**MATERIAL SUPPLIED:**
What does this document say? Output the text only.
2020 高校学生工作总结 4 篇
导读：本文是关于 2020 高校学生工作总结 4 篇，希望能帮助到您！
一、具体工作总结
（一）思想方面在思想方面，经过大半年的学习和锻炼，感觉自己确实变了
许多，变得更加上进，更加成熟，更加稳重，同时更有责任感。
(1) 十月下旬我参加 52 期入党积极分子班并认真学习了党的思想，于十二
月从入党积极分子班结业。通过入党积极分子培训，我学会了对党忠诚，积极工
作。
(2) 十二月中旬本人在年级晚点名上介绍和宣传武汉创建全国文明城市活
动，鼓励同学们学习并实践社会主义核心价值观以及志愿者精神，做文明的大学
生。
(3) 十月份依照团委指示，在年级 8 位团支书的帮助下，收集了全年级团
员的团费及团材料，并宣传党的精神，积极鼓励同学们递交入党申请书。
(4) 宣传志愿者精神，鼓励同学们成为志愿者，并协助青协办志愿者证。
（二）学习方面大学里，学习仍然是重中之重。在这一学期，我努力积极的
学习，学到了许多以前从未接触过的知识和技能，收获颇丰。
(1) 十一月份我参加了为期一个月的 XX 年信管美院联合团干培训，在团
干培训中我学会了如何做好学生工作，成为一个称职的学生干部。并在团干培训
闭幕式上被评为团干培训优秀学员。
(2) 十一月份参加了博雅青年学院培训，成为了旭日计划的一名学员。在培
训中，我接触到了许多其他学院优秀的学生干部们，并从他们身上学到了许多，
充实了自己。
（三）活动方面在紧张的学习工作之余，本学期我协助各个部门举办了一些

**WHAT TO WORK ON:**
Copy each line of the data above without altering a single character.

**WRITTEN SOLUTION:**
What does this document say? Output the text only.
2020 高校学生工作总结 4 篇
导读：本文是关于 2020 高校学生工作总结 4 篇，希望能帮助到您！
一、具体工作总结
（一）思想方面在思想方面，经过大半年的学习和锻炼，感觉自己确实变了
许多，变得更加上进，更加成熟，更加稳重，同时更有责任感。
(1) 十月下旬我参加 52 期入党积极分子班并认真学习了党的思想，于十二
月从入党积极分子班结业。通过入党积极分子培训，我学会了对党忠诚，积极工
作。
(2) 十二月中旬本人在年级晚点名上介绍和宣传武汉创建全国文明城市活
动，鼓励同学们学习并实践社会主义核心价值观以及志愿者精神，做文明的大学
生。
(3) 十月份依照团委指示，在年级 8 位团支书的帮助下，收集了全年级团
员的团费及团材料，并宣传党的精神，积极鼓励同学们递交入党申请书。
(4) 宣传志愿者精神，鼓励同学们成为志愿者，并协助青协办志愿者证。
（二）学习方面大学里，学习仍然是重中之重。在这一学期，我努力积极的
学习，学到了许多以前从未接触过的知识和技能，收获颇丰。
(1) 十一月份我参加了为期一个月的 XX 年信管美院联合团干培训，在团
干培训中我学会了如何做好学生工作，成为一个称职的学生干部。并在团干培训
闭幕式上被评为团干培训优秀学员。
(2) 十一月份参加了博雅青年学院培训，成为了旭日计划的一名学员。在培
训中，我接触到了许多其他学院优秀的学生干部们，并从他们身上学到了许多，
充实了自己。
（三）活动方面在紧张的学习工作之余，本学期我协助各个部门举办了一些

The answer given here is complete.